И, наконец, последнее. Литература – дело общественное, публичное, для меня литература – смысл и содержание моей жизни. Безусловно, меня интересует, серьезная ли статья написана о моей книге, и даже, не буду скрывать, интересует, много ли пишут о ней или мало. Не потому, что я чрезмерно честолюбив, а потому, что все это расширяет или сужает круг читателей, а литература без читателя просто не существует. Иногда критика привлекает внимание к книге и тем, что ругает ее; тогда читатель ищет такую книгу, ему интересно. Так, в частности, было с моей повестью «Пядь земли», о которой в свое время спорили, высказывали диаметрально противоположные мнения.

◇ ◇ ◇ ◇ ◇ ◇ ◇

▶ _ЗАДАНИЯ_:
A. Какая повесть в данном отрывке названа книгой, о которой в свое время спорили?
B. Допишите отрывок о литературе и ее читателях, начиная сразу после его последнего предложения.

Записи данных

◇ ◇ ◇ ◇ ◇ ◇ ◇

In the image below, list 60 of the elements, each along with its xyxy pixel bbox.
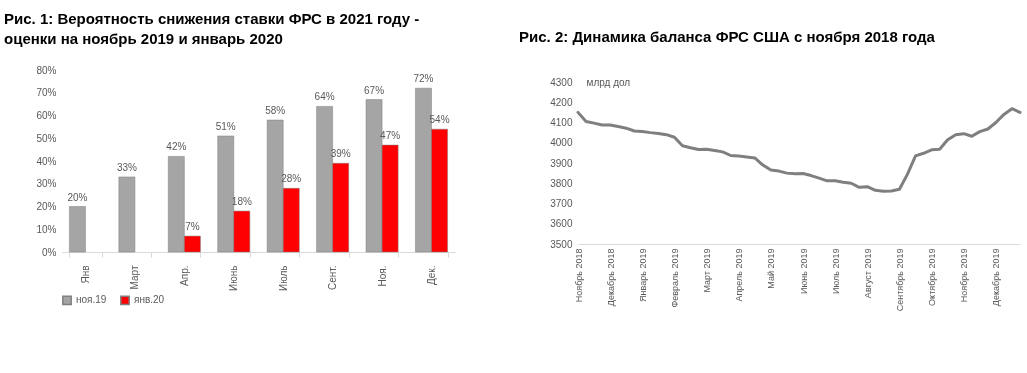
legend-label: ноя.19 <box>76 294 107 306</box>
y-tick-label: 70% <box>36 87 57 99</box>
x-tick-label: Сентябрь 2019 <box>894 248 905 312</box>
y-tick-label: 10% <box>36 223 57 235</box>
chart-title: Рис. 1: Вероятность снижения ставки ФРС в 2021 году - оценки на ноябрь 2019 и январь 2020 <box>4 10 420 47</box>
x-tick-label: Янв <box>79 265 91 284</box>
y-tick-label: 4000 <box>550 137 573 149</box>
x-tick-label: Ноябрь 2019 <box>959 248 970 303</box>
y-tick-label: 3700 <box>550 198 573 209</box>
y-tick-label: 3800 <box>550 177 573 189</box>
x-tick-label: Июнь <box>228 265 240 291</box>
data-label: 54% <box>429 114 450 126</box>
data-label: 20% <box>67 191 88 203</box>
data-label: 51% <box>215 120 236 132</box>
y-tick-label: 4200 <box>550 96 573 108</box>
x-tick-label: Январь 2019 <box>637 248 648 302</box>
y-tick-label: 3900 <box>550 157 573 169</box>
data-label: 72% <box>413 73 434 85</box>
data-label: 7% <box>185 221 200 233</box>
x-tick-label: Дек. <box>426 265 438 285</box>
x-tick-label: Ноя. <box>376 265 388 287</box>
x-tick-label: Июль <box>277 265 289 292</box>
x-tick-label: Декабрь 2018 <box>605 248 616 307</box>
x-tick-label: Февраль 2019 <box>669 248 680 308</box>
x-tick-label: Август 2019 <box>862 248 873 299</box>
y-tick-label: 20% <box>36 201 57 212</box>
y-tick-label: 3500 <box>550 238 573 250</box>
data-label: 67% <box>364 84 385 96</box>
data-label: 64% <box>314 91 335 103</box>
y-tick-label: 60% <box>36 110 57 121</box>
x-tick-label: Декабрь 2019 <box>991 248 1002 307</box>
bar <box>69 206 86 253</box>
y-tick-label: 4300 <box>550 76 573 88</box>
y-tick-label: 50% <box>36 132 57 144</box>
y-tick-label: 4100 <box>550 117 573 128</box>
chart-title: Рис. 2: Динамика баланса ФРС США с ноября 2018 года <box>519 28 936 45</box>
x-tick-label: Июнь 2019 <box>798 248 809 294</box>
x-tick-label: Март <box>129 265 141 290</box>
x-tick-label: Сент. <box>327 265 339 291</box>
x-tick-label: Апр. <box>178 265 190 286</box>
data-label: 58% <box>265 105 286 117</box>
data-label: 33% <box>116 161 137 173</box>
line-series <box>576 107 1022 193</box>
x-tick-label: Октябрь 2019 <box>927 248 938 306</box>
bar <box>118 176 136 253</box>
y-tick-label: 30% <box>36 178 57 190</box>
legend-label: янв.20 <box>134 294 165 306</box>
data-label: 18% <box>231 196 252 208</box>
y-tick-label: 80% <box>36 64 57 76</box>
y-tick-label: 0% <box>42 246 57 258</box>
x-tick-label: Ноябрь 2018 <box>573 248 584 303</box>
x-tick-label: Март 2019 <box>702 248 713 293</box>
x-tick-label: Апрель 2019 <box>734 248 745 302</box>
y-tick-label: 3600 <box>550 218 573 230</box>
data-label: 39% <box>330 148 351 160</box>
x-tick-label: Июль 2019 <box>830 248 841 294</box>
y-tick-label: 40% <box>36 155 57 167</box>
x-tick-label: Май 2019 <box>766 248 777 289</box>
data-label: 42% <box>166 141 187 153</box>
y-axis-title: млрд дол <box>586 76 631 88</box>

◇ ◇ ◇ ◇ ◇ ◇ ◇

▶ _РЕШЁННЫЕ ЗАДАНИЯ_:
A. Повесть «Пядь земли».

B.
И все же читательские письма дали мне больше, чем критические статьи. Попадаются письма пустые, наивные, но есть поразительные по глубине. Как-то прислал мне свои записи человек, перенесший два инсульта. Он писал: скоро я умру, может быть, вам пригодится вот это, что я написал. Очень интересная рукопись. Или вот женщина прислала письма с фронта. Человек этот любил ее, писал ей, он был убит. Много в этих письмах, в том числе и такого, чего и она не прочтет, потому что есть подробности, которые ей ничего не скажут, а людям, прошедшим фронт, они объяснят немало.

В критике я реже находил такие самостоятельные, глубокие суждения о жизни, которые встречал в письмах. Может быть, мне не везло.

– А может быть, это все-таки невольная аберрация зрения: ведь к читательским откликам вы не относитесь как к публичному высказыванию, от которого зависит, шире или уже будет у вас аудитория, и поэтому более снисходительны, что ли?.. Но бесспорно, что критики, как и прозаики и поэты, бывают разные. И не одни они формируют литературные нравы – и дурные, и хорошие, не будем забывать и об этом. Но, наверное, достаточно о критике. Поговорим и о другом…

Мы с вами люди одного поколения, очень похоже началась наша взрослая жизнь: в сорок первом, прямо со школьной скамьи, – в армию, на фронт. Не будь войны, неизбежность которой мы, впрочем, осознавали чуть ли не с детских лет, чем бы вы занялись? Где хотели учиться? О какой профессии мечтали?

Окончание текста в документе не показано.